▶ **Written task**:
Repeat the material exactly, leaving nothing out.

[Structured figure records]
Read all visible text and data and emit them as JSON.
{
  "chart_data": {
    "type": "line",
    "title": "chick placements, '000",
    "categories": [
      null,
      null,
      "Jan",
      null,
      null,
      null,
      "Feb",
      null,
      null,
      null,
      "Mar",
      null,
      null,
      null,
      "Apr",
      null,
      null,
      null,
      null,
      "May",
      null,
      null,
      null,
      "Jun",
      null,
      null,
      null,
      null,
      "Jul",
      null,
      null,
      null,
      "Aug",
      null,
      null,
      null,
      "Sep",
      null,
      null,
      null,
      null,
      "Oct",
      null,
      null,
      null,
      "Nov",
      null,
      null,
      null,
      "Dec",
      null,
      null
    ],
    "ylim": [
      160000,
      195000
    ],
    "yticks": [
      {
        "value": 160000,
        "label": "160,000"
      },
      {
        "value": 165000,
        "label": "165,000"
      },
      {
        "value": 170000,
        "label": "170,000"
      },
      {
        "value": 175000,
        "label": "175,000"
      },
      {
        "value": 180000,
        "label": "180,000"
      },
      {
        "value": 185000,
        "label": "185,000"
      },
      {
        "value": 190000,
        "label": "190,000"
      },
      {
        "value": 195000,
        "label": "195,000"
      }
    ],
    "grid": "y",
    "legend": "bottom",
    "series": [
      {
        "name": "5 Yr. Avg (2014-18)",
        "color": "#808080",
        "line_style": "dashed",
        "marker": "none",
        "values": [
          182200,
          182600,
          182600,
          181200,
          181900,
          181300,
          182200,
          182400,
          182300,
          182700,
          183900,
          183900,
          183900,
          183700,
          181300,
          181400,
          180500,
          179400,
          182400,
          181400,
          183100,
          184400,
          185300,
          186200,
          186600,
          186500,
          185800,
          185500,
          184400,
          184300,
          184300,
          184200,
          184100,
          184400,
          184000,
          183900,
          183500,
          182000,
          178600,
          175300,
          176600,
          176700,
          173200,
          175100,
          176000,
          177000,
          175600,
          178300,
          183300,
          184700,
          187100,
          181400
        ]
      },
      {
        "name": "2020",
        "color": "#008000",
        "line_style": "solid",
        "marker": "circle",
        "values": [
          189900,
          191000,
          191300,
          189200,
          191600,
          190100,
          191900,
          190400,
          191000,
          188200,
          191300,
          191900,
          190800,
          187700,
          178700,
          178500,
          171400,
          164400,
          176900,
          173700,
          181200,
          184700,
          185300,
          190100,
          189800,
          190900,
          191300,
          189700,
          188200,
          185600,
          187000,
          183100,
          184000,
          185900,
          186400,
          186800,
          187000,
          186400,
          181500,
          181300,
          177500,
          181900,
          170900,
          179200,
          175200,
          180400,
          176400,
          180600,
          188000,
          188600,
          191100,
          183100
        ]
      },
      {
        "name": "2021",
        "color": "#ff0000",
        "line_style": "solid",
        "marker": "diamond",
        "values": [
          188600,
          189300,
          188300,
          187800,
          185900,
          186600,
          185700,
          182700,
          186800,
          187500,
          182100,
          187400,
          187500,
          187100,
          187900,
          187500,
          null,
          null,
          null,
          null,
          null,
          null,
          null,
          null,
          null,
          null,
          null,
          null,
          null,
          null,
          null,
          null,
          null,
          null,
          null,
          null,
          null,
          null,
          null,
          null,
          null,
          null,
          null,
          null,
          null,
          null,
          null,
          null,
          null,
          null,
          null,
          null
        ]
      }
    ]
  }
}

▶ **Full answer**:
Read all visible text and data and emit them as JSON.
{
  "chart_data": {
    "type": "line",
    "title": "chick placements, '000",
    "categories": [
      null,
      null,
      "Jan",
      null,
      null,
      null,
      "Feb",
      null,
      null,
      null,
      "Mar",
      null,
      null,
      null,
      "Apr",
      null,
      null,
      null,
      null,
      "May",
      null,
      null,
      null,
      "Jun",
      null,
      null,
      null,
      null,
      "Jul",
      null,
      null,
      null,
      "Aug",
      null,
      null,
      null,
      "Sep",
      null,
      null,
      null,
      null,
      "Oct",
      null,
      null,
      null,
      "Nov",
      null,
      null,
      null,
      "Dec",
      null,
      null
    ],
    "ylim": [
      160000,
      195000
    ],
    "yticks": [
      {
        "value": 160000,
        "label": "160,000"
      },
      {
        "value": 165000,
        "label": "165,000"
      },
      {
        "value": 170000,
        "label": "170,000"
      },
      {
        "value": 175000,
        "label": "175,000"
      },
      {
        "value": 180000,
        "label": "180,000"
      },
      {
        "value": 185000,
        "label": "185,000"
      },
      {
        "value": 190000,
        "label": "190,000"
      },
      {
        "value": 195000,
        "label": "195,000"
      }
    ],
    "grid": "y",
    "legend": "bottom",
    "series": [
      {
        "name": "5 Yr. Avg (2014-18)",
        "color": "#808080",
        "line_style": "dashed",
        "marker": "none",
        "values": [
          182200,
          182600,
          182600,
          181200,
          181900,
          181300,
          182200,
          182400,
          182300,
          182700,
          183900,
          183900,
          183900,
          183700,
          181300,
          181400,
          180500,
          179400,
          182400,
          181400,
          183100,
          184400,
          185300,
          186200,
          186600,
          186500,
          185800,
          185500,
          184400,
          184300,
          184300,
          184200,
          184100,
          184400,
          184000,
          183900,
          183500,
          182000,
          178600,
          175300,
          176600,
          176700,
          173200,
          175100,
          176000,
          177000,
          175600,
          178300,
          183300,
          184700,
          187100,
          181400
        ]
      },
      {
        "name": "2020",
        "color": "#008000",
        "line_style": "solid",
        "marker": "circle",
        "values": [
          189900,
          191000,
          191300,
          189200,
          191600,
          190100,
          191900,
          190400,
          191000,
          188200,
          191300,
          191900,
          190800,
          187700,
          178700,
          178500,
          171400,
          164400,
          176900,
          173700,
          181200,
          184700,
          185300,
          190100,
          189800,
          190900,
          191300,
          189700,
          188200,
          185600,
          187000,
          183100,
          184000,
          185900,
          186400,
          186800,
          187000,
          186400,
          181500,
          181300,
          177500,
          181900,
          170900,
          179200,
          175200,
          180400,
          176400,
          180600,
          188000,
          188600,
          191100,
          183100
        ]
      },
      {
        "name": "2021",
        "color": "#ff0000",
        "line_style": "solid",
        "marker": "diamond",
        "values": [
          188600,
          189300,
          188300,
          187800,
          185900,
          186600,
          185700,
          182700,
          186800,
          187500,
          182100,
          187400,
          187500,
          187100,
          187900,
          187500,
          null,
          null,
          null,
          null,
          null,
          null,
          null,
          null,
          null,
          null,
          null,
          null,
          null,
          null,
          null,
          null,
          null,
          null,
          null,
          null,
          null,
          null,
          null,
          null,
          null,
          null,
          null,
          null,
          null,
          null,
          null,
          null,
          null,
          null,
          null,
          null
        ]
      }
    ]
  }
}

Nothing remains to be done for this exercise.